* **Your task**
Repeat every line of the material below without any change.

[Element region listings]
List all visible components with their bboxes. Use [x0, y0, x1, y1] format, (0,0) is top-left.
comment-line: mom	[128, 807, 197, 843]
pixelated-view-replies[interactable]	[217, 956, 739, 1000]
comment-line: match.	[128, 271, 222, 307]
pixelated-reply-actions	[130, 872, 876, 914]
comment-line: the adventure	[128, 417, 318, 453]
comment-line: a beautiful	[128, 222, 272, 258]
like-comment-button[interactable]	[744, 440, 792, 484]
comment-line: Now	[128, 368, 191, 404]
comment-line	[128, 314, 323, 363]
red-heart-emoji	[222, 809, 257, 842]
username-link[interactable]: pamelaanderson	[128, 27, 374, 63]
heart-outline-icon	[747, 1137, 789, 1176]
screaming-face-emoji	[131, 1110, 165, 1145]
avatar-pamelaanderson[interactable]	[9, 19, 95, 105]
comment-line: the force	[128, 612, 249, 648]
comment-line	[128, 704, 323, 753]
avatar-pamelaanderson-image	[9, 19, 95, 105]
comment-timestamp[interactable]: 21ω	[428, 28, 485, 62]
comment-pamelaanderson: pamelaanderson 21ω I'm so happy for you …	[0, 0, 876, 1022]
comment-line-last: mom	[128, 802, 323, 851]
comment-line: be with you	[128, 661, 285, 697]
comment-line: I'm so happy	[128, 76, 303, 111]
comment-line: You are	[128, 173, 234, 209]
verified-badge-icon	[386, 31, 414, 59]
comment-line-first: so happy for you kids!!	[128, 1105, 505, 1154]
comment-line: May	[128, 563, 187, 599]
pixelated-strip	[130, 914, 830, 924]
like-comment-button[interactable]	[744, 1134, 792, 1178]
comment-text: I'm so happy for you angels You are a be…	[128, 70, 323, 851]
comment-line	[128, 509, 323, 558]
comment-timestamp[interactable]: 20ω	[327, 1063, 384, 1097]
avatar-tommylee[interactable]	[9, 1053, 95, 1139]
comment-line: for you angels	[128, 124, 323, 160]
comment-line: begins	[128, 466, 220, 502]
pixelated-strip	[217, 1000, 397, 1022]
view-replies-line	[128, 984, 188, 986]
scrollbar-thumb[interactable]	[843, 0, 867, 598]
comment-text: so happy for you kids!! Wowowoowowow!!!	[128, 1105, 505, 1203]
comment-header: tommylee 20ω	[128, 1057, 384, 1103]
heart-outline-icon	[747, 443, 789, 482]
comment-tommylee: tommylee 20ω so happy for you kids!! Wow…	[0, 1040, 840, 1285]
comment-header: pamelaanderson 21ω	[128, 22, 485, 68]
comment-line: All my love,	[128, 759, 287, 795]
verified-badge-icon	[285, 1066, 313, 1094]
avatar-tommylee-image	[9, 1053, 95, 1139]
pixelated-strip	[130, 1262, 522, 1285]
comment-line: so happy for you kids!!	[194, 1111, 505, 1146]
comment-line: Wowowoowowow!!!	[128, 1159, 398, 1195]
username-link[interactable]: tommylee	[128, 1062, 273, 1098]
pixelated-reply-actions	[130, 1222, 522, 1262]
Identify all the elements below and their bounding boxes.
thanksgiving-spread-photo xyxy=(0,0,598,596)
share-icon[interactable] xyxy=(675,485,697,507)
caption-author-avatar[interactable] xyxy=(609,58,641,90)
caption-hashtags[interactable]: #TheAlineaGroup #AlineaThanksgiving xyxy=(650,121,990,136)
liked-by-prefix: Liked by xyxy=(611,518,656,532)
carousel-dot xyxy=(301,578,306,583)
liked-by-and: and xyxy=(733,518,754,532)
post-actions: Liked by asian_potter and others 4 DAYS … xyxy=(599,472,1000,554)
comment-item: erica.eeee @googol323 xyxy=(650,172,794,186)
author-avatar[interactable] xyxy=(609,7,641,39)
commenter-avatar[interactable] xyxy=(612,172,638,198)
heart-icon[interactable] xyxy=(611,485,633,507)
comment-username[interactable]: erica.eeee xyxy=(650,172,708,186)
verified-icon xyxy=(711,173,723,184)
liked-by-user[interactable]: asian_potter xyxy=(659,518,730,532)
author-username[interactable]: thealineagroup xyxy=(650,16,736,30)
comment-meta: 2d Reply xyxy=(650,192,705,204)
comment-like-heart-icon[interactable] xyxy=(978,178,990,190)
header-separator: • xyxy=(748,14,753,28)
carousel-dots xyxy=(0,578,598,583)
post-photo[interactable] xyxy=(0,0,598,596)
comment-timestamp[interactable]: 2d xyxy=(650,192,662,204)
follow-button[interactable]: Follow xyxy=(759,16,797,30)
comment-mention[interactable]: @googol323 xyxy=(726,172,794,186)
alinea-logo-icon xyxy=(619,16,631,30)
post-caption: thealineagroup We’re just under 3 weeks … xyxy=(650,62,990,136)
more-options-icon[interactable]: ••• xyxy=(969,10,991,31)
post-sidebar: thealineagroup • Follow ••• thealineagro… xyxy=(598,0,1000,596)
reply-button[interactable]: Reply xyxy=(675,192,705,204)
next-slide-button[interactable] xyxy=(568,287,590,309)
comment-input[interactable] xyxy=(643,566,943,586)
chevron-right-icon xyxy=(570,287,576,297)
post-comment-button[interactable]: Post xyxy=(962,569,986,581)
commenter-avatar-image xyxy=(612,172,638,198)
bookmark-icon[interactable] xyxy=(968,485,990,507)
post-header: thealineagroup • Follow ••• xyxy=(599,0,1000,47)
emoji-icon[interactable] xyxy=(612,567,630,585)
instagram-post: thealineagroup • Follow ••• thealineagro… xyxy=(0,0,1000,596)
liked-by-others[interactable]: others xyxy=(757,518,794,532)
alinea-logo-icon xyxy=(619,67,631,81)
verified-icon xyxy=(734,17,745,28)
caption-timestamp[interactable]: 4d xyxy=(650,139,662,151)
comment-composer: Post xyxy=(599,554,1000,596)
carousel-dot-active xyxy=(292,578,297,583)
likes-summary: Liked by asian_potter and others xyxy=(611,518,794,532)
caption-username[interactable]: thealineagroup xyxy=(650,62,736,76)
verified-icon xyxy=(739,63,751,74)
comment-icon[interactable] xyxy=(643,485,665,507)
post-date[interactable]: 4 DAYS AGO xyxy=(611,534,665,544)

* **Complete output**
List all visible components with their bboxes. Use [x0, y0, x1, y1] format, (0,0) is top-left.
comment-line: mom	[128, 807, 197, 843]
pixelated-view-replies[interactable]	[217, 956, 739, 1000]
comment-line: match.	[128, 271, 222, 307]
pixelated-reply-actions	[130, 872, 876, 914]
comment-line: the adventure	[128, 417, 318, 453]
comment-line: a beautiful	[128, 222, 272, 258]
like-comment-button[interactable]	[744, 440, 792, 484]
comment-line: Now	[128, 368, 191, 404]
comment-line	[128, 314, 323, 363]
red-heart-emoji	[222, 809, 257, 842]
username-link[interactable]: pamelaanderson	[128, 27, 374, 63]
heart-outline-icon	[747, 1137, 789, 1176]
screaming-face-emoji	[131, 1110, 165, 1145]
avatar-pamelaanderson[interactable]	[9, 19, 95, 105]
comment-line: the force	[128, 612, 249, 648]
comment-line	[128, 704, 323, 753]
avatar-pamelaanderson-image	[9, 19, 95, 105]
comment-timestamp[interactable]: 21ω	[428, 28, 485, 62]
comment-pamelaanderson: pamelaanderson 21ω I'm so happy for you …	[0, 0, 876, 1022]
comment-line-last: mom	[128, 802, 323, 851]
comment-line: be with you	[128, 661, 285, 697]
comment-line: I'm so happy	[128, 76, 303, 111]
comment-line: You are	[128, 173, 234, 209]
verified-badge-icon	[386, 31, 414, 59]
comment-line-first: so happy for you kids!!	[128, 1105, 505, 1154]
comment-line: May	[128, 563, 187, 599]
pixelated-strip	[130, 914, 830, 924]
like-comment-button[interactable]	[744, 1134, 792, 1178]
comment-text: I'm so happy for you angels You are a be…	[128, 70, 323, 851]
comment-line	[128, 509, 323, 558]
comment-timestamp[interactable]: 20ω	[327, 1063, 384, 1097]
avatar-tommylee[interactable]	[9, 1053, 95, 1139]
comment-line: for you angels	[128, 124, 323, 160]
comment-line: begins	[128, 466, 220, 502]
pixelated-strip	[217, 1000, 397, 1022]
view-replies-line	[128, 984, 188, 986]
scrollbar-thumb[interactable]	[843, 0, 867, 598]
comment-text: so happy for you kids!! Wowowoowowow!!!	[128, 1105, 505, 1203]
comment-header: tommylee 20ω	[128, 1057, 384, 1103]
heart-outline-icon	[747, 443, 789, 482]
comment-tommylee: tommylee 20ω so happy for you kids!! Wow…	[0, 1040, 840, 1285]
comment-header: pamelaanderson 21ω	[128, 22, 485, 68]
comment-line: All my love,	[128, 759, 287, 795]
verified-badge-icon	[285, 1066, 313, 1094]
avatar-tommylee-image	[9, 1053, 95, 1139]
pixelated-strip	[130, 1262, 522, 1285]
comment-line: so happy for you kids!!	[194, 1111, 505, 1146]
comment-line: Wowowoowowow!!!	[128, 1159, 398, 1195]
username-link[interactable]: tommylee	[128, 1062, 273, 1098]
pixelated-reply-actions	[130, 1222, 522, 1262]
Identify all the elements below and their bounding boxes.
thanksgiving-spread-photo xyxy=(0,0,598,596)
share-icon[interactable] xyxy=(675,485,697,507)
caption-author-avatar[interactable] xyxy=(609,58,641,90)
caption-hashtags[interactable]: #TheAlineaGroup #AlineaThanksgiving xyxy=(650,121,990,136)
liked-by-prefix: Liked by xyxy=(611,518,656,532)
carousel-dot xyxy=(301,578,306,583)
liked-by-and: and xyxy=(733,518,754,532)
post-actions: Liked by asian_potter and others 4 DAYS … xyxy=(599,472,1000,554)
comment-item: erica.eeee @googol323 xyxy=(650,172,794,186)
author-avatar[interactable] xyxy=(609,7,641,39)
commenter-avatar[interactable] xyxy=(612,172,638,198)
heart-icon[interactable] xyxy=(611,485,633,507)
comment-username[interactable]: erica.eeee xyxy=(650,172,708,186)
verified-icon xyxy=(711,173,723,184)
liked-by-user[interactable]: asian_potter xyxy=(659,518,730,532)
author-username[interactable]: thealineagroup xyxy=(650,16,736,30)
comment-meta: 2d Reply xyxy=(650,192,705,204)
comment-like-heart-icon[interactable] xyxy=(978,178,990,190)
header-separator: • xyxy=(748,14,753,28)
carousel-dots xyxy=(0,578,598,583)
post-photo[interactable] xyxy=(0,0,598,596)
comment-timestamp[interactable]: 2d xyxy=(650,192,662,204)
follow-button[interactable]: Follow xyxy=(759,16,797,30)
comment-mention[interactable]: @googol323 xyxy=(726,172,794,186)
alinea-logo-icon xyxy=(619,16,631,30)
post-caption: thealineagroup We’re just under 3 weeks … xyxy=(650,62,990,136)
more-options-icon[interactable]: ••• xyxy=(969,10,991,31)
post-sidebar: thealineagroup • Follow ••• thealineagro… xyxy=(598,0,1000,596)
reply-button[interactable]: Reply xyxy=(675,192,705,204)
next-slide-button[interactable] xyxy=(568,287,590,309)
comment-input[interactable] xyxy=(643,566,943,586)
chevron-right-icon xyxy=(570,287,576,297)
post-comment-button[interactable]: Post xyxy=(962,569,986,581)
commenter-avatar-image xyxy=(612,172,638,198)
bookmark-icon[interactable] xyxy=(968,485,990,507)
post-header: thealineagroup • Follow ••• xyxy=(599,0,1000,47)
emoji-icon[interactable] xyxy=(612,567,630,585)
instagram-post: thealineagroup • Follow ••• thealineagro… xyxy=(0,0,1000,596)
liked-by-others[interactable]: others xyxy=(757,518,794,532)
alinea-logo-icon xyxy=(619,67,631,81)
verified-icon xyxy=(734,17,745,28)
caption-timestamp[interactable]: 4d xyxy=(650,139,662,151)
comment-composer: Post xyxy=(599,554,1000,596)
carousel-dot-active xyxy=(292,578,297,583)
likes-summary: Liked by asian_potter and others xyxy=(611,518,794,532)
caption-username[interactable]: thealineagroup xyxy=(650,62,736,76)
verified-icon xyxy=(739,63,751,74)
comment-icon[interactable] xyxy=(643,485,665,507)
post-date[interactable]: 4 DAYS AGO xyxy=(611,534,665,544)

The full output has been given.